Figure collection entries
_ _ _ _

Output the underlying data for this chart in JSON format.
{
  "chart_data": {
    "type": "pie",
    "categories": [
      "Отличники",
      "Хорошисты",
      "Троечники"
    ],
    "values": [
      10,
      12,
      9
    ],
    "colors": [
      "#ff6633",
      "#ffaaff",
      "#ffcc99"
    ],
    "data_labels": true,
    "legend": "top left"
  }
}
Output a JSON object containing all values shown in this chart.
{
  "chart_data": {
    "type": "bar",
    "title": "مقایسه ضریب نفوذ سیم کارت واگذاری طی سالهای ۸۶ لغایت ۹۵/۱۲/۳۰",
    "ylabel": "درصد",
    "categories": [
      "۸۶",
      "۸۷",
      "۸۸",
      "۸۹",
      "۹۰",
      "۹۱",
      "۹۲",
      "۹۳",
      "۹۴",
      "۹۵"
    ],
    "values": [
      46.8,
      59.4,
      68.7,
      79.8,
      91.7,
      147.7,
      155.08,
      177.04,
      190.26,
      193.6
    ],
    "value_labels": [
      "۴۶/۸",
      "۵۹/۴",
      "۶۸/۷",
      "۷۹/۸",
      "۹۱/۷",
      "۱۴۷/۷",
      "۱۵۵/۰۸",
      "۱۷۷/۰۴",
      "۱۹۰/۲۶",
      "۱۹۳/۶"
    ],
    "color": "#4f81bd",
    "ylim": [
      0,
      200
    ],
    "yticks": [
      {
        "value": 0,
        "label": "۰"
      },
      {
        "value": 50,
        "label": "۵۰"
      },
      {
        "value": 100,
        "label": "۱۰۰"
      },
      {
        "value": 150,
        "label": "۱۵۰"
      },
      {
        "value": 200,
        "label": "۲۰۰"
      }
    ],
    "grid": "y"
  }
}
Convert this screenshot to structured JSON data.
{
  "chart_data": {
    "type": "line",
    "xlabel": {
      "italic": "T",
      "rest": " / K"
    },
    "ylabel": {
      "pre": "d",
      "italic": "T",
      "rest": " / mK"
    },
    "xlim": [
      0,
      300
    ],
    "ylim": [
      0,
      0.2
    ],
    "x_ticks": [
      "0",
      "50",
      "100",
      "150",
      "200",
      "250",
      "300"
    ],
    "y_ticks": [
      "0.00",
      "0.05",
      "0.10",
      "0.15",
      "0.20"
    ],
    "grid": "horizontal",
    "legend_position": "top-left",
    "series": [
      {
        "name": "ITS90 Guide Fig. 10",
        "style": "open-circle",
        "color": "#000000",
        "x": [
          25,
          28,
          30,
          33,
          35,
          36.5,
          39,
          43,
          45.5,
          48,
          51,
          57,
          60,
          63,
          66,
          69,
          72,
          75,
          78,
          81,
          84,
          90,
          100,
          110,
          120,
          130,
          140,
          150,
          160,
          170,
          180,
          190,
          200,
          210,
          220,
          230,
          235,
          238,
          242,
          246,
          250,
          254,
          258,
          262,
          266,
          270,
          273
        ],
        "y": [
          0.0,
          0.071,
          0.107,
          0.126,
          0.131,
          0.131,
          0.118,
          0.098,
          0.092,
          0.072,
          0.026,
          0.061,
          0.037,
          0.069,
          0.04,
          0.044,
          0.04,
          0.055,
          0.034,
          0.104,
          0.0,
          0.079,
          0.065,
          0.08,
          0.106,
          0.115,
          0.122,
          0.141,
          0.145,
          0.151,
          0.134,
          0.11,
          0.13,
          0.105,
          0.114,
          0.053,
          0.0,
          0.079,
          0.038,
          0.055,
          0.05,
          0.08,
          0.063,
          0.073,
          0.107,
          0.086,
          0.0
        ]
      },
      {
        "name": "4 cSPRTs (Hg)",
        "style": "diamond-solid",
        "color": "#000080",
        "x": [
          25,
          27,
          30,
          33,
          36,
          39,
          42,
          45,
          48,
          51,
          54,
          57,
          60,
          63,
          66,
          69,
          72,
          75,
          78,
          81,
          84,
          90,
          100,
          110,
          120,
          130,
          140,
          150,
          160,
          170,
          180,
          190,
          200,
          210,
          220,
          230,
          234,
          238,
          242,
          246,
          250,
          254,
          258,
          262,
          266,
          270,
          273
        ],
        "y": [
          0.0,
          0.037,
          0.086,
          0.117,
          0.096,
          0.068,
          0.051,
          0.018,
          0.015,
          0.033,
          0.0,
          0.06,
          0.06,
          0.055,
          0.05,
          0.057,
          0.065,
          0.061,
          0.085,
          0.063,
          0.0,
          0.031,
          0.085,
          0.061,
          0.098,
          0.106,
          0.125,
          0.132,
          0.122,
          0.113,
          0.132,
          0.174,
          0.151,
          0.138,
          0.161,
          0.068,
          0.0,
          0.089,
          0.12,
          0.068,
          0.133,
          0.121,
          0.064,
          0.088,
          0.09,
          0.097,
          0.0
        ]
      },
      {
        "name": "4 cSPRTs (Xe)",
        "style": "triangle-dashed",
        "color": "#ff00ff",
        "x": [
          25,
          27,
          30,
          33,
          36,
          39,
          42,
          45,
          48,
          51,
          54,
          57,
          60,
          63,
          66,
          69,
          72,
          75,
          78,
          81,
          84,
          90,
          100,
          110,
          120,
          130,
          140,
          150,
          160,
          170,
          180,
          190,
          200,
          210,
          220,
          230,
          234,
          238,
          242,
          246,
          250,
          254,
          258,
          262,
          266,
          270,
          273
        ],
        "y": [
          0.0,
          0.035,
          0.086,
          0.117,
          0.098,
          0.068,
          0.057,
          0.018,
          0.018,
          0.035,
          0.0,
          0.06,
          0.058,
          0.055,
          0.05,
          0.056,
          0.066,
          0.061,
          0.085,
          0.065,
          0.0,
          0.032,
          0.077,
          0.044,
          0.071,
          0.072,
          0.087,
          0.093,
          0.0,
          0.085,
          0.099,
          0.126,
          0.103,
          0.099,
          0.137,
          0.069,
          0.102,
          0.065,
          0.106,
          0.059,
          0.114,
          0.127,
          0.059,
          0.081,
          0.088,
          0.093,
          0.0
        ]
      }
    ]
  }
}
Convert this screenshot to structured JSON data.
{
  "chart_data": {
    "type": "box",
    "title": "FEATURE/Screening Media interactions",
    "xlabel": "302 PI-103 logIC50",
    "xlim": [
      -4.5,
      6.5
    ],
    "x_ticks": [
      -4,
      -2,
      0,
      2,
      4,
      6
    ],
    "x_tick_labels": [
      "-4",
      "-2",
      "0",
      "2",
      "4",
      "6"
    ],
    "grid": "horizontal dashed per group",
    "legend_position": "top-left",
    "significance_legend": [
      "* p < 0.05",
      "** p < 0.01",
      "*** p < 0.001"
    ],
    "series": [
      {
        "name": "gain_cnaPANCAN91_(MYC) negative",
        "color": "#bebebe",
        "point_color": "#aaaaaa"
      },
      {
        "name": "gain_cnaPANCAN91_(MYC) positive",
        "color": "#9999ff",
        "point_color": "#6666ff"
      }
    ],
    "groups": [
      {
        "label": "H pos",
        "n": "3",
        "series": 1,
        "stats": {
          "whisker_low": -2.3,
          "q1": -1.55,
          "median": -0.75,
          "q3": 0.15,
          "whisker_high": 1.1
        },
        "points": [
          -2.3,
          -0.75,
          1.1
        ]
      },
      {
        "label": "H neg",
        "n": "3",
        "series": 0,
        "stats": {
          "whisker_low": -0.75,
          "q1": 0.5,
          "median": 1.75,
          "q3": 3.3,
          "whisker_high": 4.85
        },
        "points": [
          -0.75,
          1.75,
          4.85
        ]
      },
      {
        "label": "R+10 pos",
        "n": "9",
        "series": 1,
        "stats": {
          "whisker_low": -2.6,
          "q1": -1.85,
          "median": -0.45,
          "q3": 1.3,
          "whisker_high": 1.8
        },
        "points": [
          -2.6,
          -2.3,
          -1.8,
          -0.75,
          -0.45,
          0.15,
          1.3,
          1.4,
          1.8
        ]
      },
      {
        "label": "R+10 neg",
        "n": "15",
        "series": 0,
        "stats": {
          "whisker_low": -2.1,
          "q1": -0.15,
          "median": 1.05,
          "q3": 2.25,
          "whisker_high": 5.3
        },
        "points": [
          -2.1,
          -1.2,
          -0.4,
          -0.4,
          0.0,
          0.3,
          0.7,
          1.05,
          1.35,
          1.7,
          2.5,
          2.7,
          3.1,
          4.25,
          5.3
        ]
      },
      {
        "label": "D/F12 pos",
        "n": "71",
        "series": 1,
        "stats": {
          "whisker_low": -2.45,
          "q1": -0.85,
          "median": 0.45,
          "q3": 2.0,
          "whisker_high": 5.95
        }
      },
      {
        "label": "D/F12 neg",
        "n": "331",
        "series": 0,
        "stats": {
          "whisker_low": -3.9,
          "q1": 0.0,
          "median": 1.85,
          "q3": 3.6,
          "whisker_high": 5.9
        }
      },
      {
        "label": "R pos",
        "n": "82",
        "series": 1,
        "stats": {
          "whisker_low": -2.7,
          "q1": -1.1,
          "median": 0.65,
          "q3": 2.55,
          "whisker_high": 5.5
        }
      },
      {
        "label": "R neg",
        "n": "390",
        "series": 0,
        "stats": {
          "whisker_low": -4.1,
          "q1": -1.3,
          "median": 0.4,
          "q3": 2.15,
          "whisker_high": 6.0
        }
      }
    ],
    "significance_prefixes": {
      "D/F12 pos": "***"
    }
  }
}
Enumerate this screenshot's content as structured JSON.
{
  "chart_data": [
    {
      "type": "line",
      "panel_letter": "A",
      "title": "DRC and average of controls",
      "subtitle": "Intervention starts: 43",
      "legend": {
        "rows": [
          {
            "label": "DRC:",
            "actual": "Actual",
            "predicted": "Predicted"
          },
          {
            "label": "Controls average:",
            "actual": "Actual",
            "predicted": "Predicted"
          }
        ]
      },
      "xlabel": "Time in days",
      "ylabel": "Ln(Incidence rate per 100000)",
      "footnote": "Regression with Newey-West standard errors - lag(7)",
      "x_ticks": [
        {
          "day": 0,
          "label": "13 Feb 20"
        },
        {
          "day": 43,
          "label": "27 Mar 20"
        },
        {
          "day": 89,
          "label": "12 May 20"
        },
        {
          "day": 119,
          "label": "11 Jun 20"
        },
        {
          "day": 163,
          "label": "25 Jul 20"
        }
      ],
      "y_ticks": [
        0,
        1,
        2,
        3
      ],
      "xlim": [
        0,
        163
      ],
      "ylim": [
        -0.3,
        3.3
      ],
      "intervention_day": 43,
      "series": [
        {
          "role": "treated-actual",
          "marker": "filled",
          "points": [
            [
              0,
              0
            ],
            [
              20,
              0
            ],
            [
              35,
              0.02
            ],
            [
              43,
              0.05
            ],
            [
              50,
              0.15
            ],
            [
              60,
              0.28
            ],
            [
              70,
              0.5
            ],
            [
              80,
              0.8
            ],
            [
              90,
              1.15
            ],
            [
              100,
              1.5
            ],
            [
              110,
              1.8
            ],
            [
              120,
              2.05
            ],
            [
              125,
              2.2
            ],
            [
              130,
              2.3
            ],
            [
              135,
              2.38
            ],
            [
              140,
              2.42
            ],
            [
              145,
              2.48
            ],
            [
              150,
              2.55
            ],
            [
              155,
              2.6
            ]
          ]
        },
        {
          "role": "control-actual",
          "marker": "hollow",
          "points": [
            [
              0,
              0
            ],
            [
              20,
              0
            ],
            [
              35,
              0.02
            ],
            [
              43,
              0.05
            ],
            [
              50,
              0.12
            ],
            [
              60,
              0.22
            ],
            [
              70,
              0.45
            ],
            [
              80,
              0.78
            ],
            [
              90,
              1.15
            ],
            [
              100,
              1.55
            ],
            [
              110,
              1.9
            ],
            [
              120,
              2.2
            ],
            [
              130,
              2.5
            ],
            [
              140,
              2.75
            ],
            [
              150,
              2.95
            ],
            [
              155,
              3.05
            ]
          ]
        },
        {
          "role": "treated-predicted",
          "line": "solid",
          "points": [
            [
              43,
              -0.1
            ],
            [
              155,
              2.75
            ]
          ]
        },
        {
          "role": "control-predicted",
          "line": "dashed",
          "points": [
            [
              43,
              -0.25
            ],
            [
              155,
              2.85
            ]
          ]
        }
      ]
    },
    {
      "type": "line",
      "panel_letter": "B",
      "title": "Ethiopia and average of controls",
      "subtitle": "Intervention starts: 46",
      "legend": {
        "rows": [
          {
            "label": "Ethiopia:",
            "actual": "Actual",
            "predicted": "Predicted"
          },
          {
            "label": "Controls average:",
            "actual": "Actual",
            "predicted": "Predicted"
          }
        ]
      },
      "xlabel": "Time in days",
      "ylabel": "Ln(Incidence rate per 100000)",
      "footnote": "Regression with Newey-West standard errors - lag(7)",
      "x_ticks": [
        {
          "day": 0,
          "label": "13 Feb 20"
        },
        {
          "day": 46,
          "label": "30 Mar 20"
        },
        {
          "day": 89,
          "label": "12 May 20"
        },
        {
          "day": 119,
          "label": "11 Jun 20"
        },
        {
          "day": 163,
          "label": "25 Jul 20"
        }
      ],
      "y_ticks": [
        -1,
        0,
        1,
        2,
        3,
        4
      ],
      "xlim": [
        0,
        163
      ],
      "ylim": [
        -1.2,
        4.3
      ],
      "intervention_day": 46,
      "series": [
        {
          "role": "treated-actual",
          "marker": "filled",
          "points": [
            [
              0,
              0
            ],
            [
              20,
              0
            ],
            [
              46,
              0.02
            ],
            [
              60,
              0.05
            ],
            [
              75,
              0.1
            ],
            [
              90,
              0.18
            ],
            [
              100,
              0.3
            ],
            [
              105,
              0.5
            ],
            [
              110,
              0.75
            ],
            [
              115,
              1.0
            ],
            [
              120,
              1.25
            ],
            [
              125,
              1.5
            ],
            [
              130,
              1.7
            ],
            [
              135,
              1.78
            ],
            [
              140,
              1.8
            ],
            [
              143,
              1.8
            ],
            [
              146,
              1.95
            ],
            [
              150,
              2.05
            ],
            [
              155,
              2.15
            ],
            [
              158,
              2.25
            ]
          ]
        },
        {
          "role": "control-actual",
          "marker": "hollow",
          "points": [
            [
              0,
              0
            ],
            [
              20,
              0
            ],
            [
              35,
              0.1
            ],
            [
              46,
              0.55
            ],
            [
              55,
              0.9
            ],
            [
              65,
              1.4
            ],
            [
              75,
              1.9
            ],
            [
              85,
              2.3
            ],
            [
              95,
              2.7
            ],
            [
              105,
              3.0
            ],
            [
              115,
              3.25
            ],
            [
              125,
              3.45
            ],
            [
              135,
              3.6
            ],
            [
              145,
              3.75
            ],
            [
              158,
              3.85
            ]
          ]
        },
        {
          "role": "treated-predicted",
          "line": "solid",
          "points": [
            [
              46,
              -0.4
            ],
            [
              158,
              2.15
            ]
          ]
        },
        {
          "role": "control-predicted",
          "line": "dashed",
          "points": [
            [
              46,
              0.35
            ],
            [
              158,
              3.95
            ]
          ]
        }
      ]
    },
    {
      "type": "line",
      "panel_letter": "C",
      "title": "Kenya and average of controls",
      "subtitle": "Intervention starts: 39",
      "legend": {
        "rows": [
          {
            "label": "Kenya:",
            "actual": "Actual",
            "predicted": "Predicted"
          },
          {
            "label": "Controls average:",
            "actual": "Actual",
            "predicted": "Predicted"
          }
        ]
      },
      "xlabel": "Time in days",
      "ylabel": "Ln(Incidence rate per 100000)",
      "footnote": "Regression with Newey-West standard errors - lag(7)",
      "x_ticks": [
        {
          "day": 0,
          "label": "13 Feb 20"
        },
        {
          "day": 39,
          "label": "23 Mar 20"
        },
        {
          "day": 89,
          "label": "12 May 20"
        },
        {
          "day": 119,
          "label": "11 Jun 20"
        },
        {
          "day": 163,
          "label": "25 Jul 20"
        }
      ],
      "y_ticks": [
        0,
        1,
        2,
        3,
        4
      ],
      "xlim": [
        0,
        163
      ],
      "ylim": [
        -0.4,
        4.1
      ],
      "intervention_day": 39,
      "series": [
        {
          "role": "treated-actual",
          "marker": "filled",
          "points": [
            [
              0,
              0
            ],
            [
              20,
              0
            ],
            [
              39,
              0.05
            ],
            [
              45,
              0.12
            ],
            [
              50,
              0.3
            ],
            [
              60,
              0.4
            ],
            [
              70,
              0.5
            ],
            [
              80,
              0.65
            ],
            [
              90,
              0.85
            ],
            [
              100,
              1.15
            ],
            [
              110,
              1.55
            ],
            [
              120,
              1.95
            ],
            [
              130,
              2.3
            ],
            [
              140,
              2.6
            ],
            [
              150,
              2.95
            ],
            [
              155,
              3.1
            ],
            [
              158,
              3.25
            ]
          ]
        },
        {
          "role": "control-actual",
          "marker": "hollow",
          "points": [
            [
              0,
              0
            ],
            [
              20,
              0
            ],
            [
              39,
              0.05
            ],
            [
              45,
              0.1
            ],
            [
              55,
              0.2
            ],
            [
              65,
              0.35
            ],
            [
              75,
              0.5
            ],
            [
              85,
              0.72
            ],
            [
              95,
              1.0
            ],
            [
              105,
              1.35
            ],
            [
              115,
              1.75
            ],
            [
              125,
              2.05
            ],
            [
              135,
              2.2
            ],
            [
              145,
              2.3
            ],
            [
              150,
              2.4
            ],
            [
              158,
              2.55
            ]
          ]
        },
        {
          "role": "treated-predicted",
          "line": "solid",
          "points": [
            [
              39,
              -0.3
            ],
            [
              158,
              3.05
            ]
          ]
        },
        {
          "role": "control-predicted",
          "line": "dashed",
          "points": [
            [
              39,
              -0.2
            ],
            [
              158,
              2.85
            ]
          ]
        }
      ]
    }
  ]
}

_ _ _ _

→ GIVEN INSTRUCTION: Return each line of the listing that holds the string "style".

→ EXERCISE ANSWER:
        "style": "open-circle",
        "style": "diamond-solid",
        "style": "triangle-dashed",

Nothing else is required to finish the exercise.